▶ Exercise task
Could you reproduce each of the entries below word for word, omitting the pictures?

_ _ _ _

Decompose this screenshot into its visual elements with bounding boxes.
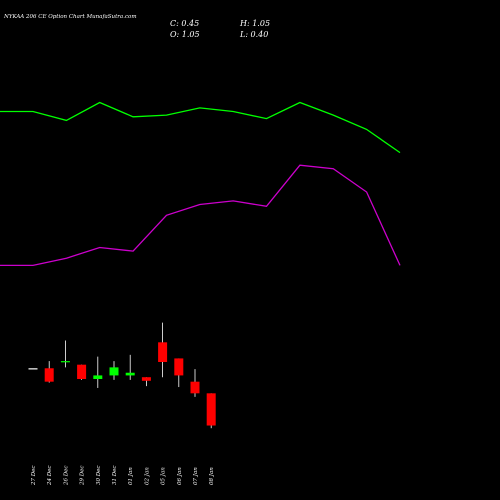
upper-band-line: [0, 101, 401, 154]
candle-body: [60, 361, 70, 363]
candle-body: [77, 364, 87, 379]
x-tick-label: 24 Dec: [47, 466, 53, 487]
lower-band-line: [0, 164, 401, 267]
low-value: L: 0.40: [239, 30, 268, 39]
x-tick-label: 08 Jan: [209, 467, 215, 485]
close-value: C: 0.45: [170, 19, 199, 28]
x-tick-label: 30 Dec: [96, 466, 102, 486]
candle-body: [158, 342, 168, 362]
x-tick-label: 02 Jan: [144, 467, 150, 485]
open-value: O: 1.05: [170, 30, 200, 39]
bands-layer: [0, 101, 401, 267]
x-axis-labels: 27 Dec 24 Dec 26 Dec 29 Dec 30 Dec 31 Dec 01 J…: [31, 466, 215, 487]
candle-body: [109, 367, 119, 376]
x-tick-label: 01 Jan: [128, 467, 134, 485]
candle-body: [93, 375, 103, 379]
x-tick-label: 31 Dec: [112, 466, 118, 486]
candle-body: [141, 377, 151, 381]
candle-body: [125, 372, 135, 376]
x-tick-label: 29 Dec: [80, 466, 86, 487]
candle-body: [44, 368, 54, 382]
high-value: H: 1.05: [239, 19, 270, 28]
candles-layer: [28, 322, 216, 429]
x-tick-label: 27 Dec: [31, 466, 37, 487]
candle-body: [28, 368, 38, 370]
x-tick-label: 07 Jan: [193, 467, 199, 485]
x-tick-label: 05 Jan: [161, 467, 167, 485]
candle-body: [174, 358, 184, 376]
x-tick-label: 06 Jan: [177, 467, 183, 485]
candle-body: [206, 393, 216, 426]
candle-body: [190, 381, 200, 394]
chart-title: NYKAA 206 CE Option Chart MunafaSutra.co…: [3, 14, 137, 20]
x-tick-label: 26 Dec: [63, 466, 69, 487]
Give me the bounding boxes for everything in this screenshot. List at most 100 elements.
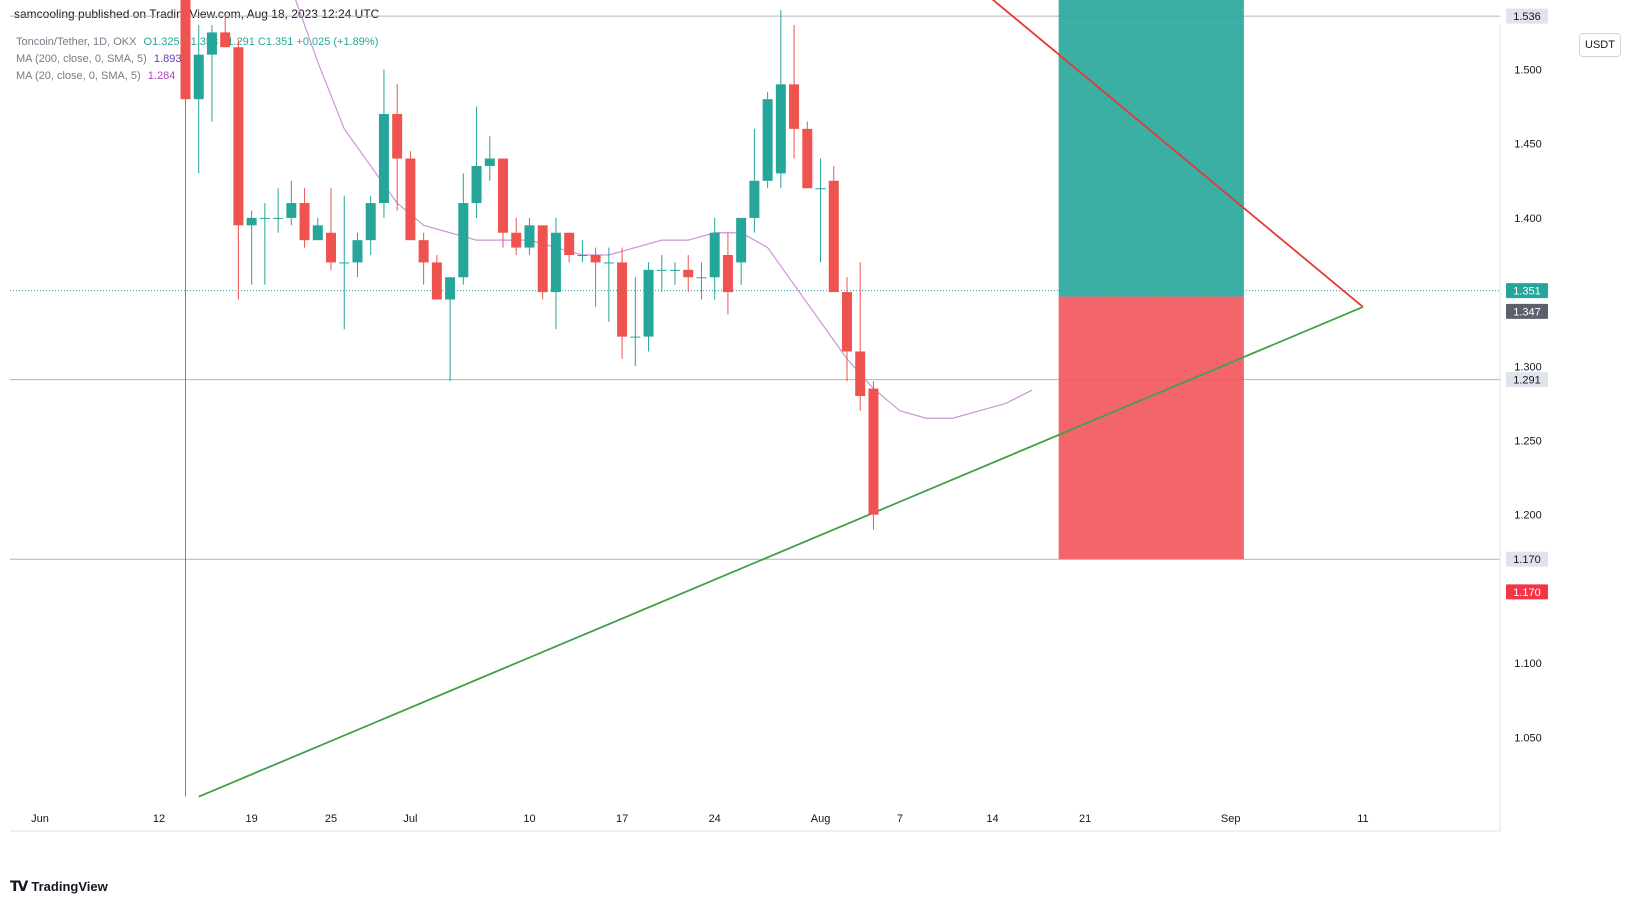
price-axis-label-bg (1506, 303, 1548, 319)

_ _ _ _

▶ Response below
Decompose this screenshot into its visual elements with bounding boxes.
upper-band-line: [0, 101, 401, 154]
candle-body: [60, 361, 70, 363]
candle-body: [77, 364, 87, 379]
x-tick-label: 24 Dec: [47, 466, 53, 487]
lower-band-line: [0, 164, 401, 267]
low-value: L: 0.40: [239, 30, 268, 39]
x-tick-label: 08 Jan: [209, 467, 215, 485]
close-value: C: 0.45: [170, 19, 199, 28]
x-tick-label: 30 Dec: [96, 466, 102, 486]
candle-body: [158, 342, 168, 362]
x-tick-label: 02 Jan: [144, 467, 150, 485]
open-value: O: 1.05: [170, 30, 200, 39]
bands-layer: [0, 101, 401, 267]
x-axis-labels: 27 Dec 24 Dec 26 Dec 29 Dec 30 Dec 31 Dec 01 J…: [31, 466, 215, 487]
candle-body: [109, 367, 119, 376]
x-tick-label: 01 Jan: [128, 467, 134, 485]
candle-body: [93, 375, 103, 379]
x-tick-label: 31 Dec: [112, 466, 118, 486]
candle-body: [141, 377, 151, 381]
candle-body: [125, 372, 135, 376]
x-tick-label: 29 Dec: [80, 466, 86, 487]
candle-body: [44, 368, 54, 382]
high-value: H: 1.05: [239, 19, 270, 28]
candles-layer: [28, 322, 216, 429]
x-tick-label: 27 Dec: [31, 466, 37, 487]
candle-body: [28, 368, 38, 370]
x-tick-label: 07 Jan: [193, 467, 199, 485]
x-tick-label: 05 Jan: [161, 467, 167, 485]
candle-body: [174, 358, 184, 376]
x-tick-label: 06 Jan: [177, 467, 183, 485]
candle-body: [206, 393, 216, 426]
candle-body: [190, 381, 200, 394]
chart-title: NYKAA 206 CE Option Chart MunafaSutra.co…: [3, 14, 137, 20]
x-tick-label: 26 Dec: [63, 466, 69, 487]
Give me the bounding boxes for everything in this screenshot. List at most 100 elements.
price-axis-label-bg (1506, 303, 1548, 319)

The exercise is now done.